[Stored data]
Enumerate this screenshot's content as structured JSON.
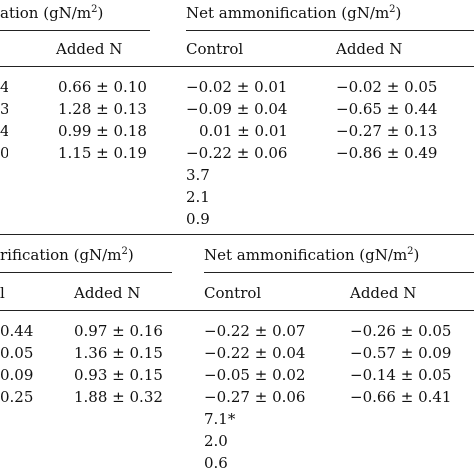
{
  "top": {
    "headers": {
      "group1_title": "ation (gN/m",
      "group1_sup": "2",
      "group1_close": ")",
      "group2_title": "Net ammonification (gN/m",
      "group2_sup": "2",
      "group2_close": ")"
    },
    "columns": {
      "added_n_1": "Added N",
      "control_2": "Control",
      "added_n_2": "Added N"
    },
    "rows": [
      {
        "edge": "4",
        "added_n_1": "0.66 ± 0.10",
        "control_2": "−0.02 ± 0.01",
        "added_n_2": "−0.02 ± 0.05"
      },
      {
        "edge": "3",
        "added_n_1": "1.28 ± 0.13",
        "control_2": "−0.09 ± 0.04",
        "added_n_2": "−0.65 ± 0.44"
      },
      {
        "edge": "4",
        "added_n_1": "0.99 ± 0.18",
        "control_2": "0.01 ± 0.01",
        "added_n_2": "−0.27 ± 0.13"
      },
      {
        "edge": "0",
        "added_n_1": "1.15 ± 0.19",
        "control_2": "−0.22 ± 0.06",
        "added_n_2": "−0.86 ± 0.49"
      },
      {
        "edge": "",
        "added_n_1": "",
        "control_2": "3.7",
        "added_n_2": ""
      },
      {
        "edge": "",
        "added_n_1": "",
        "control_2": "2.1",
        "added_n_2": ""
      },
      {
        "edge": "",
        "added_n_1": "",
        "control_2": "0.9",
        "added_n_2": ""
      }
    ]
  },
  "bottom": {
    "headers": {
      "group1_title": "rification (gN/m",
      "group1_sup": "2",
      "group1_close": ")",
      "group2_title": "Net ammonification (gN/m",
      "group2_sup": "2",
      "group2_close": ")"
    },
    "columns": {
      "control_1_edge": "l",
      "added_n_1": "Added N",
      "control_2": "Control",
      "added_n_2": "Added N"
    },
    "rows": [
      {
        "control_1": "0.44",
        "added_n_1": "0.97 ± 0.16",
        "control_2": "−0.22 ± 0.07",
        "added_n_2": "−0.26 ± 0.05"
      },
      {
        "control_1": "0.05",
        "added_n_1": "1.36 ± 0.15",
        "control_2": "−0.22 ± 0.04",
        "added_n_2": "−0.57 ± 0.09"
      },
      {
        "control_1": "0.09",
        "added_n_1": "0.93 ± 0.15",
        "control_2": "−0.05 ± 0.02",
        "added_n_2": "−0.14 ± 0.05"
      },
      {
        "control_1": "0.25",
        "added_n_1": "1.88 ± 0.32",
        "control_2": "−0.27 ± 0.06",
        "added_n_2": "−0.66 ± 0.41"
      },
      {
        "control_1": "",
        "added_n_1": "",
        "control_2": "7.1*",
        "added_n_2": ""
      },
      {
        "control_1": "",
        "added_n_1": "",
        "control_2": "2.0",
        "added_n_2": ""
      },
      {
        "control_1": "",
        "added_n_1": "",
        "control_2": "0.6",
        "added_n_2": ""
      }
    ]
  }
}
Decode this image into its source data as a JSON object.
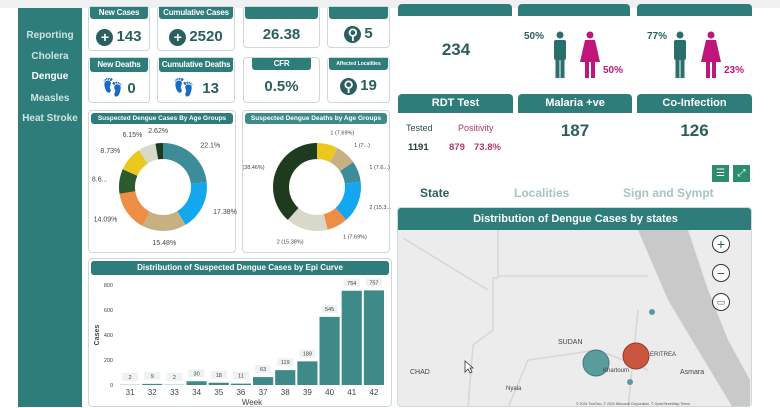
{
  "sidebar": {
    "items": [
      {
        "label": "Reporting"
      },
      {
        "label": "Cholera"
      },
      {
        "label": "Dengue",
        "active": true
      },
      {
        "label": "Measles"
      },
      {
        "label": "Heat Stroke"
      }
    ]
  },
  "kpis": {
    "new_cases": {
      "label": "New Cases",
      "value": "143",
      "icon": "plus-circle-icon"
    },
    "cumulative_cases": {
      "label": "Cumulative Cases",
      "value": "2520",
      "icon": "plus-circle-icon"
    },
    "kpi3": {
      "label": "",
      "value": "26.38"
    },
    "kpi4": {
      "label": "",
      "value": "5",
      "icon": "location-pin-icon"
    },
    "new_deaths": {
      "label": "New Deaths",
      "value": "0",
      "icon": "footprints-icon"
    },
    "cumulative_deaths": {
      "label": "Cumulative Deaths",
      "value": "13",
      "icon": "footprints-icon"
    },
    "cfr": {
      "label": "CFR",
      "value": "0.5%"
    },
    "affected_localities": {
      "label": "Affected Localities",
      "value": "19",
      "icon": "location-pin-icon"
    }
  },
  "right": {
    "top_value": "234",
    "cases_gender": {
      "male": "50%",
      "female": "50%"
    },
    "deaths_gender": {
      "male": "77%",
      "female": "23%"
    },
    "rdt": {
      "title": "RDT Test",
      "tested_label": "Tested",
      "positivity_label": "Positivity",
      "tested": "1191",
      "positive": "879",
      "positivity": "73.8%"
    },
    "malaria": {
      "title": "Malaria +ve",
      "value": "187"
    },
    "coinfection": {
      "title": "Co-Infection",
      "value": "126"
    },
    "tabs": [
      {
        "label": "State",
        "active": true
      },
      {
        "label": "Localities"
      },
      {
        "label": "Sign and Sympt"
      }
    ],
    "map": {
      "title": "Distribution of Dengue Cases by states",
      "labels": [
        "SUDAN",
        "CHAD",
        "ERITREA",
        "Asmara",
        "Khartoum",
        "Nyala"
      ],
      "attribution": "© 2024 TomTom, © 2024 Microsoft Corporation, © OpenStreetMap  Terms"
    }
  },
  "colors": {
    "teal": "#2e7d7a",
    "male": "#2b6f6c",
    "female": "#c0157a",
    "positivity": "#b03a6a",
    "bar": "#3d8a88",
    "bubble_teal": "#5a9c9c",
    "bubble_red": "#c8553d"
  },
  "chart_data": [
    {
      "type": "pie",
      "title": "Suspected Dengue Cases By Age Groups",
      "donut": true,
      "slices": [
        {
          "label": "22.1%",
          "value": 22.1,
          "color": "#3c8d99"
        },
        {
          "label": "17.38%",
          "value": 17.38,
          "color": "#12a7ef"
        },
        {
          "label": "15.48%",
          "value": 15.48,
          "color": "#c7b183"
        },
        {
          "label": "14.09%",
          "value": 14.09,
          "color": "#ee8d44"
        },
        {
          "label": "8.6...",
          "value": 8.6,
          "color": "#2a5a2e"
        },
        {
          "label": "8.73%",
          "value": 8.73,
          "color": "#ecc81f"
        },
        {
          "label": "6.15%",
          "value": 6.15,
          "color": "#d9d9c9"
        },
        {
          "label": "2.62%",
          "value": 2.62,
          "color": "#1b3a1e"
        }
      ]
    },
    {
      "type": "pie",
      "title": "Suspected Dengue Deaths by Age Groups",
      "donut": true,
      "slices": [
        {
          "label": "1 (7.69%)",
          "value": 1,
          "color": "#ecc81f"
        },
        {
          "label": "1 (7...)",
          "value": 1,
          "color": "#c7b183"
        },
        {
          "label": "1 (7.6...)",
          "value": 1,
          "color": "#3c8d99"
        },
        {
          "label": "2 (15.3...)",
          "value": 2,
          "color": "#12a7ef"
        },
        {
          "label": "1 (7.69%)",
          "value": 1,
          "color": "#ee8d44"
        },
        {
          "label": "2 (15.38%)",
          "value": 2,
          "color": "#d9d9c9"
        },
        {
          "label": "5 (38.46%)",
          "value": 5,
          "color": "#1e3b1f"
        }
      ]
    },
    {
      "type": "bar",
      "title": "Distribution of Suspected Dengue Cases by Epi Curve",
      "xlabel": "Week",
      "ylabel": "Cases",
      "categories": [
        "31",
        "32",
        "33",
        "34",
        "35",
        "36",
        "37",
        "38",
        "39",
        "40",
        "41",
        "42"
      ],
      "values": [
        2,
        9,
        2,
        30,
        18,
        11,
        63,
        119,
        189,
        545,
        754,
        757
      ],
      "ylim": [
        0,
        800
      ],
      "yticks": [
        0,
        200,
        400,
        600,
        800
      ]
    }
  ]
}
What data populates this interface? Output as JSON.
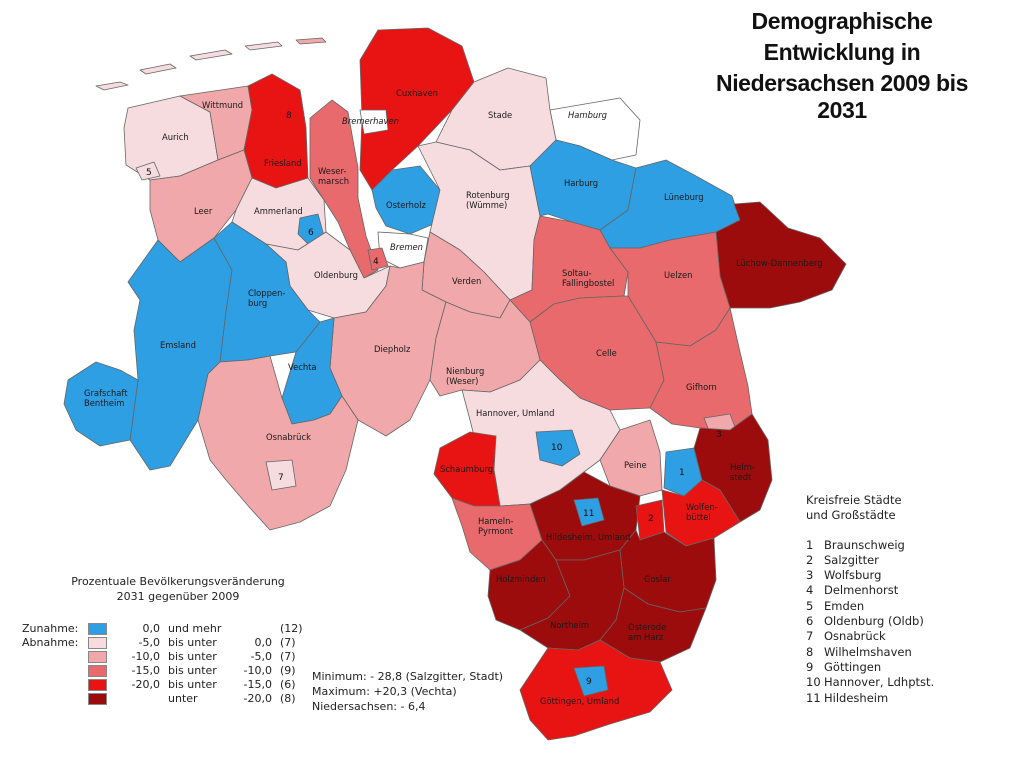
{
  "title": {
    "line1": "Demographische",
    "line2": "Entwicklung in",
    "line3": "Niedersachsen 2009 bis",
    "line4": "2031"
  },
  "colors": {
    "increase": "#2e9fe2",
    "c1": "#f6dcde",
    "c2": "#f0a8aa",
    "c3": "#e86a6c",
    "c4": "#e81414",
    "c5": "#9c0c0c",
    "neutral": "#ffffff",
    "outline": "#555555"
  },
  "regions": {
    "wittmund": "Wittmund",
    "aurich": "Aurich",
    "friesland": "Friesland",
    "wesermarsch": "Weser-\nmarsch",
    "cuxhaven": "Cuxhaven",
    "bremerhaven": "Bremerhaven",
    "stade": "Stade",
    "hamburg": "Hamburg",
    "leer": "Leer",
    "ammerland": "Ammerland",
    "osterholz": "Osterholz",
    "rotenburg": "Rotenburg\n(Wümme)",
    "harburg": "Harburg",
    "lueneburg": "Lüneburg",
    "bremen": "Bremen",
    "luechow": "Lüchow-Dannenberg",
    "oldenburg": "Oldenburg",
    "verden": "Verden",
    "soltau": "Soltau-\nFallingbostel",
    "uelzen": "Uelzen",
    "emsland": "Emsland",
    "cloppenburg": "Cloppen-\nburg",
    "diepholz": "Diepholz",
    "celle": "Celle",
    "vechta": "Vechta",
    "nienburg": "Nienburg\n(Weser)",
    "gifhorn": "Gifhorn",
    "grafschaft": "Grafschaft\nBentheim",
    "hannover": "Hannover, Umland",
    "osnabrueck": "Osnabrück",
    "schaumburg": "Schaumburg",
    "peine": "Peine",
    "helmstedt": "Helm-\nstedt",
    "hameln": "Hameln-\nPyrmont",
    "hildesheim": "Hildesheim, Umland",
    "wolfenbuettel": "Wolfen-\nbüttel",
    "holzminden": "Holzminden",
    "goslar": "Goslar",
    "northeim": "Northeim",
    "osterode": "Osterode\nam Harz",
    "goettingen": "Göttingen, Umland"
  },
  "numbers": {
    "n1": "1",
    "n2": "2",
    "n3": "3",
    "n4": "4",
    "n5": "5",
    "n6": "6",
    "n7": "7",
    "n8": "8",
    "n9": "9",
    "n10": "10",
    "n11": "11"
  },
  "legend": {
    "title_line1": "Prozentuale Bevölkerungsveränderung",
    "title_line2": "2031 gegenüber 2009",
    "increase_label": "Zunahme:",
    "decrease_label": "Abnahme:",
    "rows": [
      {
        "a": "0,0",
        "op": "und mehr",
        "b": "",
        "count": "(12)",
        "color": "#2e9fe2"
      },
      {
        "a": "-5,0",
        "op": "bis unter",
        "b": "0,0",
        "count": "(7)",
        "color": "#f6dcde"
      },
      {
        "a": "-10,0",
        "op": "bis unter",
        "b": "-5,0",
        "count": "(7)",
        "color": "#f0a8aa"
      },
      {
        "a": "-15,0",
        "op": "bis unter",
        "b": "-10,0",
        "count": "(9)",
        "color": "#e86a6c"
      },
      {
        "a": "-20,0",
        "op": "bis unter",
        "b": "-15,0",
        "count": "(6)",
        "color": "#e81414"
      },
      {
        "a": "",
        "op": "unter",
        "b": "-20,0",
        "count": "(8)",
        "color": "#9c0c0c"
      }
    ]
  },
  "stats": {
    "minimum": "Minimum: - 28,8 (Salzgitter, Stadt)",
    "maximum": "Maximum: +20,3 (Vechta)",
    "niedersachsen": "Niedersachsen: - 6,4"
  },
  "cities": {
    "title_line1": "Kreisfreie Städte",
    "title_line2": "und Großstädte",
    "items": [
      {
        "n": "1",
        "name": "Braunschweig"
      },
      {
        "n": "2",
        "name": "Salzgitter"
      },
      {
        "n": "3",
        "name": "Wolfsburg"
      },
      {
        "n": "4",
        "name": "Delmenhorst"
      },
      {
        "n": "5",
        "name": "Emden"
      },
      {
        "n": "6",
        "name": "Oldenburg (Oldb)"
      },
      {
        "n": "7",
        "name": "Osnabrück"
      },
      {
        "n": "8",
        "name": "Wilhelmshaven"
      },
      {
        "n": "9",
        "name": "Göttingen"
      },
      {
        "n": "10",
        "name": "Hannover, Ldhptst."
      },
      {
        "n": "11",
        "name": "Hildesheim"
      }
    ]
  }
}
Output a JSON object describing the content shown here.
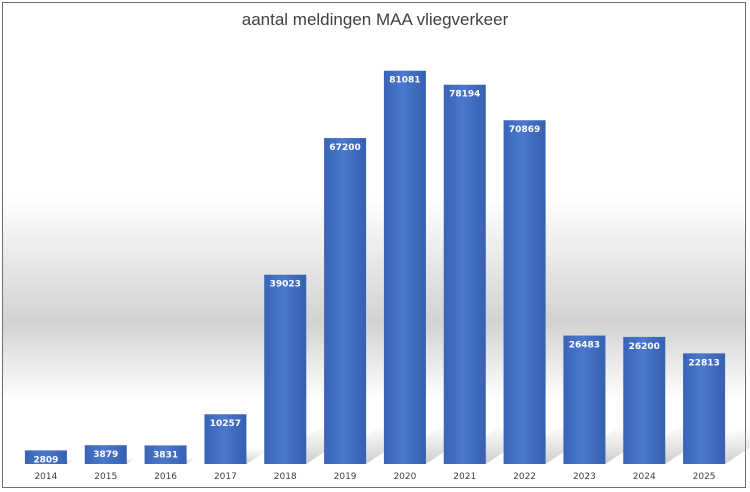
{
  "chart_data": {
    "type": "bar",
    "title": "aantal meldingen MAA vliegverkeer",
    "categories": [
      "2014",
      "2015",
      "2016",
      "2017",
      "2018",
      "2019",
      "2020",
      "2021",
      "2022",
      "2023",
      "2024",
      "2025"
    ],
    "values": [
      2809,
      3879,
      3831,
      10257,
      39023,
      67200,
      81081,
      78194,
      70869,
      26483,
      26200,
      22813
    ],
    "xlabel": "",
    "ylabel": "",
    "ylim": [
      0,
      87000
    ],
    "grid": false,
    "data_labels": true,
    "bar_color": "#4472c4"
  }
}
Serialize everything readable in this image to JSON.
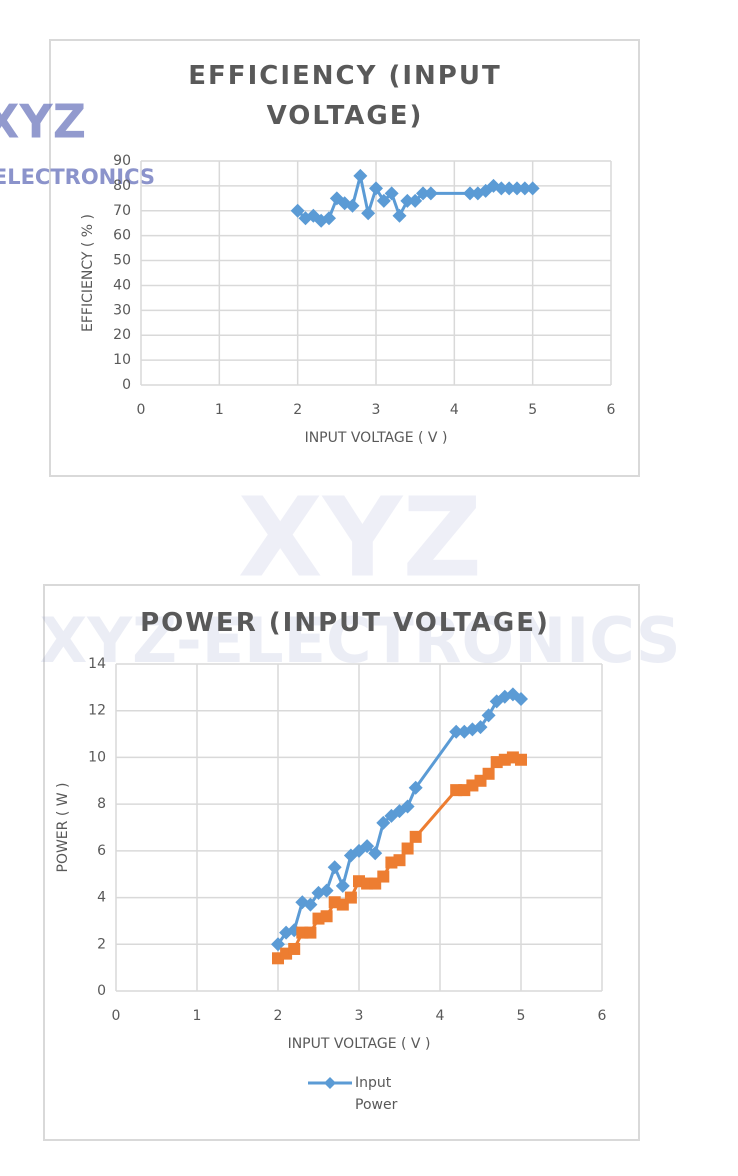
{
  "watermark": {
    "logo": "XYZ",
    "text": "XYZ-ELECTRONICS"
  },
  "chart_data": [
    {
      "type": "line",
      "title": "EFFICIENCY (INPUT VOLTAGE)",
      "xlabel": "INPUT VOLTAGE ( V )",
      "ylabel": "EFFICIENCY ( % )",
      "x": [
        2.0,
        2.1,
        2.2,
        2.3,
        2.4,
        2.5,
        2.6,
        2.7,
        2.8,
        2.9,
        3.0,
        3.1,
        3.2,
        3.3,
        3.4,
        3.5,
        3.6,
        3.7,
        4.2,
        4.3,
        4.4,
        4.5,
        4.6,
        4.7,
        4.8,
        4.9,
        5.0
      ],
      "series": [
        {
          "color": "#5b9bd5",
          "marker": "diamond",
          "values": [
            70,
            67,
            68,
            66,
            67,
            75,
            73,
            72,
            84,
            69,
            79,
            74,
            77,
            68,
            74,
            74,
            77,
            77,
            77,
            77,
            78,
            80,
            79,
            79,
            79,
            79,
            79
          ]
        }
      ],
      "xlim": [
        0,
        6
      ],
      "xticks": [
        0,
        1,
        2,
        3,
        4,
        5,
        6
      ],
      "ylim": [
        0,
        90
      ],
      "yticks": [
        0,
        10,
        20,
        30,
        40,
        50,
        60,
        70,
        80,
        90
      ],
      "grid": true
    },
    {
      "type": "line",
      "title": "POWER (INPUT VOLTAGE)",
      "xlabel": "INPUT VOLTAGE ( V )",
      "ylabel": "POWER ( W )",
      "x": [
        2.0,
        2.1,
        2.2,
        2.3,
        2.4,
        2.5,
        2.6,
        2.7,
        2.8,
        2.9,
        3.0,
        3.1,
        3.2,
        3.3,
        3.4,
        3.5,
        3.6,
        3.7,
        4.2,
        4.3,
        4.4,
        4.5,
        4.6,
        4.7,
        4.8,
        4.9,
        5.0
      ],
      "series": [
        {
          "name": "Input Power",
          "color": "#5b9bd5",
          "marker": "diamond",
          "values": [
            2.0,
            2.5,
            2.6,
            3.8,
            3.7,
            4.2,
            4.3,
            5.3,
            4.5,
            5.8,
            6.0,
            6.2,
            5.9,
            7.2,
            7.5,
            7.7,
            7.9,
            8.7,
            11.1,
            11.1,
            11.2,
            11.3,
            11.8,
            12.4,
            12.6,
            12.7,
            12.5
          ]
        },
        {
          "color": "#ed7d31",
          "marker": "square",
          "values": [
            1.4,
            1.6,
            1.8,
            2.5,
            2.5,
            3.1,
            3.2,
            3.8,
            3.7,
            4.0,
            4.7,
            4.6,
            4.6,
            4.9,
            5.5,
            5.6,
            6.1,
            6.6,
            8.6,
            8.6,
            8.8,
            9.0,
            9.3,
            9.8,
            9.9,
            10.0,
            9.9
          ]
        }
      ],
      "xlim": [
        0,
        6
      ],
      "xticks": [
        0,
        1,
        2,
        3,
        4,
        5,
        6
      ],
      "ylim": [
        0,
        14
      ],
      "yticks": [
        0,
        2,
        4,
        6,
        8,
        10,
        12,
        14
      ],
      "grid": true,
      "legend": "bottom"
    }
  ]
}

■ What the task requires ■
Find the lines containing "Salzgitter" and list every one of them.

■ Solution to the exercise ■
    "minimum": "Minimum: - 28,8 (Salzgitter, Stadt)",
        "name": "Salzgitter"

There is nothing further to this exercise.